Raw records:
- - - -

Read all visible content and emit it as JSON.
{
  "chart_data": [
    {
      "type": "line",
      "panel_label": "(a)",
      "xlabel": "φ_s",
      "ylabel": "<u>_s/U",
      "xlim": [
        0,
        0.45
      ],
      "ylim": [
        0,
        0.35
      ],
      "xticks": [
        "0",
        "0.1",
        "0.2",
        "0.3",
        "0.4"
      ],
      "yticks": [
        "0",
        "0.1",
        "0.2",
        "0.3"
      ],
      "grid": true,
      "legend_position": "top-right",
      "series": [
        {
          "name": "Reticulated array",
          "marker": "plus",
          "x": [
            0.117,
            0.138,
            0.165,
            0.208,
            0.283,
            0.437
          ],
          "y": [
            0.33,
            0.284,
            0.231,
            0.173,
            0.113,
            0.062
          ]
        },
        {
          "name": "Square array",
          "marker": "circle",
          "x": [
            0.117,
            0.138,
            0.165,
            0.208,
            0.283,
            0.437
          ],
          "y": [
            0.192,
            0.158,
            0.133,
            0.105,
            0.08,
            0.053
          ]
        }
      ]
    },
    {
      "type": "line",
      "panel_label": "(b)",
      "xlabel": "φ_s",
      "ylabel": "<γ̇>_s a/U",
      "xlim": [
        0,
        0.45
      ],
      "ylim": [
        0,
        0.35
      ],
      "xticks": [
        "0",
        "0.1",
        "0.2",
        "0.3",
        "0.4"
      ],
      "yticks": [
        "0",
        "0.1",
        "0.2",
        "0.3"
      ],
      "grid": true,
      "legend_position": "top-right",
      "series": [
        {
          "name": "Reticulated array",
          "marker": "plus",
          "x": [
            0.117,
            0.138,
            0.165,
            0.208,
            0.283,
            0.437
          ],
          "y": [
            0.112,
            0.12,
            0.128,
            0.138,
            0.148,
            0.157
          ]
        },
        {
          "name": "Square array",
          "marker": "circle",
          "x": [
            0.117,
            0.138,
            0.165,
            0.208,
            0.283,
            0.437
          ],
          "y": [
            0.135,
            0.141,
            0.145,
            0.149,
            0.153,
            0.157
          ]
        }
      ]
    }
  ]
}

- - - -

What to produce:
Print again each line of the listing above, exactly as it appears.

Result of the task:
Read all visible content and emit it as JSON.
{
  "chart_data": [
    {
      "type": "line",
      "panel_label": "(a)",
      "xlabel": "φ_s",
      "ylabel": "<u>_s/U",
      "xlim": [
        0,
        0.45
      ],
      "ylim": [
        0,
        0.35
      ],
      "xticks": [
        "0",
        "0.1",
        "0.2",
        "0.3",
        "0.4"
      ],
      "yticks": [
        "0",
        "0.1",
        "0.2",
        "0.3"
      ],
      "grid": true,
      "legend_position": "top-right",
      "series": [
        {
          "name": "Reticulated array",
          "marker": "plus",
          "x": [
            0.117,
            0.138,
            0.165,
            0.208,
            0.283,
            0.437
          ],
          "y": [
            0.33,
            0.284,
            0.231,
            0.173,
            0.113,
            0.062
          ]
        },
        {
          "name": "Square array",
          "marker": "circle",
          "x": [
            0.117,
            0.138,
            0.165,
            0.208,
            0.283,
            0.437
          ],
          "y": [
            0.192,
            0.158,
            0.133,
            0.105,
            0.08,
            0.053
          ]
        }
      ]
    },
    {
      "type": "line",
      "panel_label": "(b)",
      "xlabel": "φ_s",
      "ylabel": "<γ̇>_s a/U",
      "xlim": [
        0,
        0.45
      ],
      "ylim": [
        0,
        0.35
      ],
      "xticks": [
        "0",
        "0.1",
        "0.2",
        "0.3",
        "0.4"
      ],
      "yticks": [
        "0",
        "0.1",
        "0.2",
        "0.3"
      ],
      "grid": true,
      "legend_position": "top-right",
      "series": [
        {
          "name": "Reticulated array",
          "marker": "plus",
          "x": [
            0.117,
            0.138,
            0.165,
            0.208,
            0.283,
            0.437
          ],
          "y": [
            0.112,
            0.12,
            0.128,
            0.138,
            0.148,
            0.157
          ]
        },
        {
          "name": "Square array",
          "marker": "circle",
          "x": [
            0.117,
            0.138,
            0.165,
            0.208,
            0.283,
            0.437
          ],
          "y": [
            0.135,
            0.141,
            0.145,
            0.149,
            0.153,
            0.157
          ]
        }
      ]
    }
  ]
}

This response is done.